TASKS TO CARRY OUT:
(1) Could you put the stretch of the records from their first line through the line containing "stat-value: 0.3979% xyxy=(343,895,470,925)" into a Markdown table with the columns Row and Line, numbering each row and leaving out blank lines?
(2) Could you continue the blog archive about leaving San Francisco and attending Sundance from where it stops?

PAGE EXCERPT:
——————————

Archive for January, 2008

The Road Is My Home

Thursday, January 31st, 2008

I’m writing this during the twilight hours of my time as a San Francisco resident. I’m sitting in my nearly-empty apartment. My movers came yesterday and took almost everything. All that’s left are the things that the Salvation Army is picking up today, and the stuff I’m taking in the car with me.

The Car? … That’s right, if you didn’t already know I’m driving back to Atlanta. I’m looking forward to the roadtrip, but in these hours before that adventure begins I’m a little sad and nostalgic about San Francisco. My past month here has been fantastic (the month after I told everyone I was leaving). I’ve had such a good time enjoying the city and all the people I know here. Lately I’ve really felt like everything was going really well for me (except for not having a job, of course), so it’s definitely a difficult situation to walk away from. Still, I have to have faith in my decision to move home to Atlanta, and as many of my San Francisco friends have mentioned “hey, if you don’t like it there, just come back!”

The Route I actually don’t yet know much about what route I’m taking to get back to Atlanta. I know I’m going down to LA to see a couple friends this weekend, then maybe the Grand Canyon, then maybe to San Antonio to see my sister’s family. If any of you loyal readers have any suggestions about what is worth seeing between here and there, please chime in with some comments (or if you’re comment shy, please email me). If you have a good idea, please don’t keep it to yourself – I’m planning on posting updates from the road, so if I take your suggestion, you’ll get to read all about it on here.

I’m still working on my 10 things I’m looking forward to in Atlanta, but as I discovered in my last “10 things” list, ten is a lot of things to come up with.

Now I’m off to call all of my utilities providers to cancel my service. Farewell San Francisco….

Sundance 2008 in words and crappy pictures

Sunday, January 27th, 2008

Sundance Intro Screen

I recently returned from Park City where attended the Sundance Film Festival for the second year in a row. It’s funny, I would probably describe myself as a below-average film fan. I went last year because a group of my friends were going and had an opening in their condo. I like skiing and snowboarding and I figured that was reason enough for a trip to Park City. If the film festival was worthwhile, that would just be a bonus. I wound up loving the film festival and was anxious to return this year. Still, you should remember that my impressions below are those of a casual film fan.

The Scene: The scene is rich white people and celebrities. It’s always very crowded on main street – “the strip” in park city, but many of the people there are only there for the films, so the mountain is relatively empty. It is one of the best times of the year to ski or snowboard because the lift lines are always very short.

——————————

DATASET EXCERPTS:
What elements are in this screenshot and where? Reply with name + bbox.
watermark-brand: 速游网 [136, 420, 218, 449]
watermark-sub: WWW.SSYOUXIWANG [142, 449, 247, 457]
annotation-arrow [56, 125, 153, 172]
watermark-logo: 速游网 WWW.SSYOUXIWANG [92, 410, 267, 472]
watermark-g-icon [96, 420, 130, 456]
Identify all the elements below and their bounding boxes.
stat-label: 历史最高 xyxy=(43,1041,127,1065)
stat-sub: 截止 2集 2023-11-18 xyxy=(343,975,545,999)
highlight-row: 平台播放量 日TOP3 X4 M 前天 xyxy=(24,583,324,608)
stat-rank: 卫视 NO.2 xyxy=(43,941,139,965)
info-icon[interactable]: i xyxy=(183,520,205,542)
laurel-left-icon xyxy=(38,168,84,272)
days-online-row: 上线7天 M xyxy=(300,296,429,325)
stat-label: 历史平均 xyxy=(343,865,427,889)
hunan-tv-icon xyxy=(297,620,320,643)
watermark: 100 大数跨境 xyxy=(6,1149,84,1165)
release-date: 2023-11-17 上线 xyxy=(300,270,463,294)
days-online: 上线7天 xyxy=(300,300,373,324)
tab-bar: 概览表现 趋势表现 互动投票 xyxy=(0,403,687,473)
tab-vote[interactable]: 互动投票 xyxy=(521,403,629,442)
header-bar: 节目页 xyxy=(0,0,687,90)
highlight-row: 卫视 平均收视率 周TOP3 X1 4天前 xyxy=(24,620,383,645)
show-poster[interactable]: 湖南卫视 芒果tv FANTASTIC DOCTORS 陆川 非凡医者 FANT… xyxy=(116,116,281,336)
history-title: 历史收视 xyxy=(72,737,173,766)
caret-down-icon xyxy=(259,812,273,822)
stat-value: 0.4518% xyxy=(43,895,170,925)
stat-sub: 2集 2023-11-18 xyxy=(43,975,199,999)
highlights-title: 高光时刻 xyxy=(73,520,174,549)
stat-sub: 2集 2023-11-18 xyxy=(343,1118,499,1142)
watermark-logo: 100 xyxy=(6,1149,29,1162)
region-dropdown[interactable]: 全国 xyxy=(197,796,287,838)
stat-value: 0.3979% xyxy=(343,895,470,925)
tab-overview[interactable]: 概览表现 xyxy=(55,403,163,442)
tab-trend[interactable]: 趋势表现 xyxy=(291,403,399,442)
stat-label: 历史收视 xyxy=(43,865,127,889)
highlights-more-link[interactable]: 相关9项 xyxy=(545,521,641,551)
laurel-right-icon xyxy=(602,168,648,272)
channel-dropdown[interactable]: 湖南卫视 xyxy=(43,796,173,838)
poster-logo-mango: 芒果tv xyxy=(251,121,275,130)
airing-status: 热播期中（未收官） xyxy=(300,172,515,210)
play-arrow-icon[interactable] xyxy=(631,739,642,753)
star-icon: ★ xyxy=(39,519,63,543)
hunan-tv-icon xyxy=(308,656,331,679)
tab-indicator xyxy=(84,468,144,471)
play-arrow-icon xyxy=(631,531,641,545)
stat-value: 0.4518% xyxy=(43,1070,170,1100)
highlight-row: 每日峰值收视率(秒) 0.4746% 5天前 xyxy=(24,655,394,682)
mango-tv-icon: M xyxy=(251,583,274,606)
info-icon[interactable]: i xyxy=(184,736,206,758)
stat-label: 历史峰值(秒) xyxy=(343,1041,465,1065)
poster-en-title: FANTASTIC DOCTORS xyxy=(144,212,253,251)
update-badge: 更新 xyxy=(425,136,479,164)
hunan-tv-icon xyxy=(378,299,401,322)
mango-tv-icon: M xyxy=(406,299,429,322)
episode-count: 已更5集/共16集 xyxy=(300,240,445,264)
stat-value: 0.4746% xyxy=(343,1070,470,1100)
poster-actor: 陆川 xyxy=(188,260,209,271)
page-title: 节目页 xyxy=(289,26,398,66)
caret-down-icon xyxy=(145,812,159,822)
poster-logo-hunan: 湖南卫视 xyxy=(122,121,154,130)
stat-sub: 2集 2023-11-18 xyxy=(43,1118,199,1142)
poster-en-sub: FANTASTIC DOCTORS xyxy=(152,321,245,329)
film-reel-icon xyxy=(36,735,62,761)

——————————

ANSWERS PER TASK:
(1)
| Row | Line |
|---|---|
| 1 | What elements are in this screenshot and where? Reply with name + bbox. |
| 2 | watermark-brand: 速游网 [136, 420, 218, 449] |
| 3 | watermark-sub: WWW.SSYOUXIWANG [142, 449, 247, 457] |
| 4 | annotation-arrow [56, 125, 153, 172] |
| 5 | watermark-logo: 速游网 WWW.SSYOUXIWANG [92, 410, 267, 472] |
| 6 | watermark-g-icon [96, 420, 130, 456] |
| 7 | Identify all the elements below and their bounding boxes. |
| 8 | stat-label: 历史最高 xyxy=(43,1041,127,1065) |
| 9 | stat-sub: 截止 2集 2023-11-18 xyxy=(343,975,545,999) |
| 10 | highlight-row: 平台播放量 日TOP3 X4 M 前天 xyxy=(24,583,324,608) |
| 11 | stat-rank: 卫视 NO.2 xyxy=(43,941,139,965) |
| 12 | info-icon[interactable]: i xyxy=(183,520,205,542) |
| 13 | laurel-left-icon xyxy=(38,168,84,272) |
| 14 | days-online-row: 上线7天 M xyxy=(300,296,429,325) |
| 15 | stat-label: 历史平均 xyxy=(343,865,427,889) |
| 16 | hunan-tv-icon xyxy=(297,620,320,643) |
| 17 | watermark: 100 大数跨境 xyxy=(6,1149,84,1165) |
| 18 | release-date: 2023-11-17 上线 xyxy=(300,270,463,294) |
| 19 | days-online: 上线7天 xyxy=(300,300,373,324) |
| 20 | tab-bar: 概览表现 趋势表现 互动投票 xyxy=(0,403,687,473) |
| 21 | tab-vote[interactable]: 互动投票 xyxy=(521,403,629,442) |
| 22 | header-bar: 节目页 xyxy=(0,0,687,90) |
| 23 | highlight-row: 卫视 平均收视率 周TOP3 X1 4天前 xyxy=(24,620,383,645) |
| 24 | show-poster[interactable]: 湖南卫视 芒果tv FANTASTIC DOCTORS 陆川 非凡医者 FANT… xyxy=(116,116,281,336) |
| 25 | history-title: 历史收视 xyxy=(72,737,173,766) |
| 26 | caret-down-icon xyxy=(259,812,273,822) |
| 27 | stat-value: 0.4518% xyxy=(43,895,170,925) |
| 28 | stat-sub: 2集 2023-11-18 xyxy=(43,975,199,999) |
| 29 | highlights-title: 高光时刻 xyxy=(73,520,174,549) |
| 30 | stat-sub: 2集 2023-11-18 xyxy=(343,1118,499,1142) |
| 31 | watermark-logo: 100 xyxy=(6,1149,29,1162) |
| 32 | region-dropdown[interactable]: 全国 xyxy=(197,796,287,838) |
| 33 | stat-value: 0.3979% xyxy=(343,895,470,925) |

(2)
Getting Tickets: There’s a lottery system which you have to use to get a window of time during which you can buy tickets. Movies play all day long at eight different theaters around Park City. There’s a free bus system that takes everyone to all of the theaters. We did well this year and got a lot of tickets. When it was all done I saw 9 movies, and some of them were really good.

Q&A: The coolest thing about Sundance to me is that after the films play, members of the cast and crew get up on stage to talk about the film and answer questions from the audience. This such a unique opportunity, and often I find that the Q&A can greatly sway my opinion of the movie. Most of my pictures below are from the Q&A segment for these films.

Crappy Pictures: I’ve got a point-and-shoot camera, and I struggled with the distance between me and the celebrities, as well as the spotlight-lighting. Still, some of them turned out well enough to prove that I was really there.

The Movies

Blind Date: Stanley Tucci and Patricia Clarkson play the role of a dysfunctional couple trying to deal with the death of their child by placing creative personal ads directed at each other. They then meet up in character and try to talk things through. This movie felt like a play, as most of it took place in one room. It started out interesting, then it started to drag, and by the end I was really really depressed. It was very artfully done, but alas I don’t recommend it unless you want a downer.

Stanley Tucci & Patricia Clarkson

The Q&A for this movie was fascinating though. Unfortunately I can’t go into detail without spoiling the movie. Someone in the audience just made a very insightful observation and Mr. Tucci (the male lead and also the director) looked genuinely surprised that he hadn’t noticed the same thing and said something along the lines of “we may have to go re-shoot the ending.”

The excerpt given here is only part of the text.